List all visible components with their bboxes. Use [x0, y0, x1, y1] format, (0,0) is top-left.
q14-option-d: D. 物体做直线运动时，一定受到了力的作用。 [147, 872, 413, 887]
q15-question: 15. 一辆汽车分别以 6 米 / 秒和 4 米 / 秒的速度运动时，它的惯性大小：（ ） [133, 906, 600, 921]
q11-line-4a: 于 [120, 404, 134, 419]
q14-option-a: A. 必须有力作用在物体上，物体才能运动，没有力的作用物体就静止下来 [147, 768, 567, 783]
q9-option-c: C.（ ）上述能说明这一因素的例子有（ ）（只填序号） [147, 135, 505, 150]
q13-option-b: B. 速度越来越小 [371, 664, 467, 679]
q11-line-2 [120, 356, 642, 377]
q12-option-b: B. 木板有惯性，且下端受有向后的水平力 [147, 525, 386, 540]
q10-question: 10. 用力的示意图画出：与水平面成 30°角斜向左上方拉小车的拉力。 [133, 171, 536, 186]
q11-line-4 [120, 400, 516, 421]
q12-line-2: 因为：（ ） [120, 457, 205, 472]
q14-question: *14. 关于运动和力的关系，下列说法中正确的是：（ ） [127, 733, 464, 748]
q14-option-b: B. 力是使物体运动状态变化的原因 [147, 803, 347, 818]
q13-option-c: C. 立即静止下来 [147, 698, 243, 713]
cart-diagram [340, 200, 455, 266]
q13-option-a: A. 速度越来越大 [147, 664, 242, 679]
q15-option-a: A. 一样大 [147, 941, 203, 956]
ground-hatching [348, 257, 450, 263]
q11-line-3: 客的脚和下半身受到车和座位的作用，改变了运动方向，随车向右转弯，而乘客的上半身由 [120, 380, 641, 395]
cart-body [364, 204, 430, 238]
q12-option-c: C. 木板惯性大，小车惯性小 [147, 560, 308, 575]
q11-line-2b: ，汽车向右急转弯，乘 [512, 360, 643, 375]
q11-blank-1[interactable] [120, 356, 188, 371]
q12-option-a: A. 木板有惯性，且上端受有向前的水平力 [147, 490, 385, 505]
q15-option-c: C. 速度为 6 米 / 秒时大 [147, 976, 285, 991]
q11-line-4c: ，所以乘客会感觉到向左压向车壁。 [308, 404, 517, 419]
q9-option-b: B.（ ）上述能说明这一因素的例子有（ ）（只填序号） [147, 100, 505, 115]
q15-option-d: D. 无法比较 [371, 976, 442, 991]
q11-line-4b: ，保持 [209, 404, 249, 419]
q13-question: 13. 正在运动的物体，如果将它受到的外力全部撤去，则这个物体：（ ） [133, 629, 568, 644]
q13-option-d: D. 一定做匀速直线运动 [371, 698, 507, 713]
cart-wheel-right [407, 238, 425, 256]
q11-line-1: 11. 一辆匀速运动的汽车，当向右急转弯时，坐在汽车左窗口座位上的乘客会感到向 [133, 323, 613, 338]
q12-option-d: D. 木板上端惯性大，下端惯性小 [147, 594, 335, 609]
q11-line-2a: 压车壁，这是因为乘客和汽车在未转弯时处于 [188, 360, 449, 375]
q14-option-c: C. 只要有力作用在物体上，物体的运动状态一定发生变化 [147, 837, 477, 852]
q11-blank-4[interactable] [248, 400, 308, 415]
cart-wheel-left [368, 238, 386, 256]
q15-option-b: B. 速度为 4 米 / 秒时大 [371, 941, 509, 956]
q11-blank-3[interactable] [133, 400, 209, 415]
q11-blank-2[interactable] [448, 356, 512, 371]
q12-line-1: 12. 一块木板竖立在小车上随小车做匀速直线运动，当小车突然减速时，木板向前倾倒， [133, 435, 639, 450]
------------------------------------------------------------------------
■ Work to be completed
Reproduce the data word for word, starting at the first line and stopping after the line that contains "q10-question: 10. 用力的示意图画出：与水平面成".

■ Task output
List all visible components with their bboxes. Use [x0, y0, x1, y1] format, (0,0) is top-left.
q14-option-d: D. 物体做直线运动时，一定受到了力的作用。 [147, 872, 413, 887]
q15-question: 15. 一辆汽车分别以 6 米 / 秒和 4 米 / 秒的速度运动时，它的惯性大小：（ ） [133, 906, 600, 921]
q11-line-4a: 于 [120, 404, 134, 419]
q14-option-a: A. 必须有力作用在物体上，物体才能运动，没有力的作用物体就静止下来 [147, 768, 567, 783]
q9-option-c: C.（ ）上述能说明这一因素的例子有（ ）（只填序号） [147, 135, 505, 150]
q13-option-b: B. 速度越来越小 [371, 664, 467, 679]
q11-line-2 [120, 356, 642, 377]
q12-option-b: B. 木板有惯性，且下端受有向后的水平力 [147, 525, 386, 540]
q10-question: 10. 用力的示意图画出：与水平面成 30°角斜向左上方拉小车的拉力。 [133, 171, 536, 186]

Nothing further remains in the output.